- [Provided data]
···
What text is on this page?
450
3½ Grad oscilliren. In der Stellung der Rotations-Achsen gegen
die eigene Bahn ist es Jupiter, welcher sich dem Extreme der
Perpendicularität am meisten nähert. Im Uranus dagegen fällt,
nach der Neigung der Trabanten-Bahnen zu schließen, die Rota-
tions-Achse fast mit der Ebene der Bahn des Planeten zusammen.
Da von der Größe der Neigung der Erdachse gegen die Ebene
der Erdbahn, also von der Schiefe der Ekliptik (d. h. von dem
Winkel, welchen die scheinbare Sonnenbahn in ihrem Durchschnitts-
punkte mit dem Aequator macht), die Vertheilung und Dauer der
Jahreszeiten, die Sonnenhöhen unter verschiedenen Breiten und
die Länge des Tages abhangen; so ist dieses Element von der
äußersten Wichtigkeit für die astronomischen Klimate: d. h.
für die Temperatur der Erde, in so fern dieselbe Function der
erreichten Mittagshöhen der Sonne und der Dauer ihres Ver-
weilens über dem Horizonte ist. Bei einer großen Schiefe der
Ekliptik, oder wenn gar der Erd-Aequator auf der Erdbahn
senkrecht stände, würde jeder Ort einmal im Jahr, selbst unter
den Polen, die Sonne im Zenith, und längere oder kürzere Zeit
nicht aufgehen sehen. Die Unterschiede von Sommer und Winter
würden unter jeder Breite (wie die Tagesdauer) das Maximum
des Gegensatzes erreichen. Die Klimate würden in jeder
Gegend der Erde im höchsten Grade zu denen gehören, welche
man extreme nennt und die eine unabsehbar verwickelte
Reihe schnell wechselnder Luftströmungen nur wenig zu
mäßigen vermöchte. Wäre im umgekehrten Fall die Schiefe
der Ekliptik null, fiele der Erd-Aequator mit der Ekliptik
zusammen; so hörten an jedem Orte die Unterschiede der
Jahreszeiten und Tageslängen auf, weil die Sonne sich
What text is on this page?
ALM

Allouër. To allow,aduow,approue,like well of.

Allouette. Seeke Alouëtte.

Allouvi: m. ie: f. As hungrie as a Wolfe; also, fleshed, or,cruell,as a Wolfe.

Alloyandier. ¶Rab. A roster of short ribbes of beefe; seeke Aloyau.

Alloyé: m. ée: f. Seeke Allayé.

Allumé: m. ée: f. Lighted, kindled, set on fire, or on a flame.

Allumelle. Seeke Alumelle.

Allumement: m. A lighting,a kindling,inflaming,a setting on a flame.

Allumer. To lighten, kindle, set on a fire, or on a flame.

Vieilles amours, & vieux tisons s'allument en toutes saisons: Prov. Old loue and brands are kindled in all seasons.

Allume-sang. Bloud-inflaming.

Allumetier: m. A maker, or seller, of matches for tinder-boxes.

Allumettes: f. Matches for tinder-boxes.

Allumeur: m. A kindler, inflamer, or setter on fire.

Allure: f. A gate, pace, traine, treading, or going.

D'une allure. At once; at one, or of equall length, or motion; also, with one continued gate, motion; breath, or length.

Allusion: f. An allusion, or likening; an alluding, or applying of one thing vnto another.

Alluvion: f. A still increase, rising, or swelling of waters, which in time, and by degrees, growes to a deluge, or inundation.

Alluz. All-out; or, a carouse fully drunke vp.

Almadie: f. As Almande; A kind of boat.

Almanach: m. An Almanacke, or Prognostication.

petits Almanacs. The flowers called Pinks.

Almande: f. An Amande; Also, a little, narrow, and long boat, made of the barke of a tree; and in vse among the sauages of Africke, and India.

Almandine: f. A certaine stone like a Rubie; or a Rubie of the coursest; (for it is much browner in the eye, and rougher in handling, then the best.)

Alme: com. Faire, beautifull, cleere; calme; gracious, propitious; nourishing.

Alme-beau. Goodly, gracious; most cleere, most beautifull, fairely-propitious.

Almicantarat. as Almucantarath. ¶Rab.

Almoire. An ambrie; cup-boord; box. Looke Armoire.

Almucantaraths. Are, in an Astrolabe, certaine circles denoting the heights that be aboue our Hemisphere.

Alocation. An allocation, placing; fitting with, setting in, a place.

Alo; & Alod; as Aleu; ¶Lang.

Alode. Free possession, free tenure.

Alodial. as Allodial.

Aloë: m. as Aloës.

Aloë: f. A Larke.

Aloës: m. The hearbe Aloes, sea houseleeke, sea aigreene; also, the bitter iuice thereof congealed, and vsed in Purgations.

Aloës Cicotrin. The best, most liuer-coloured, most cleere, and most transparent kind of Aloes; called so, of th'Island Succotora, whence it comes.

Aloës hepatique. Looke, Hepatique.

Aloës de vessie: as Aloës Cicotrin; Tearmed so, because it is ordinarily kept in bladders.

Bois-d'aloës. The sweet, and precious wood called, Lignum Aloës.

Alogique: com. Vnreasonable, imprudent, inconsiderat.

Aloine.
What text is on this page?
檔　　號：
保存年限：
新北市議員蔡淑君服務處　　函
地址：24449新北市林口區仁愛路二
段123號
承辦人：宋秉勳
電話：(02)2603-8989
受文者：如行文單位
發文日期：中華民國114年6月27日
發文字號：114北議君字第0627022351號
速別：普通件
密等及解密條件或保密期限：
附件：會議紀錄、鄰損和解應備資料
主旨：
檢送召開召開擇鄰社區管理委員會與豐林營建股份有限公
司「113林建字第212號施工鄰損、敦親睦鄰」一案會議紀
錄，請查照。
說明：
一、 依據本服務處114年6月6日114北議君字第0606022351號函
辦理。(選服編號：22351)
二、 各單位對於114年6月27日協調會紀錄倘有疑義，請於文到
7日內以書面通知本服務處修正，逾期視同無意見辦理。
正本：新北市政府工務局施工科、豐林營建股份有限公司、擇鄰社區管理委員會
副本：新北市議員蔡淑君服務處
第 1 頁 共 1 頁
···
- [Task to carry out] Every line of the listing that holds "Erdbahn" should be found and copied.

- [Full answer]
der Erdbahn, also von der Schiefe der Ekliptik (d. h. von dem
Ekliptik, oder wenn gar der Erd-Aequator auf der Erdbahn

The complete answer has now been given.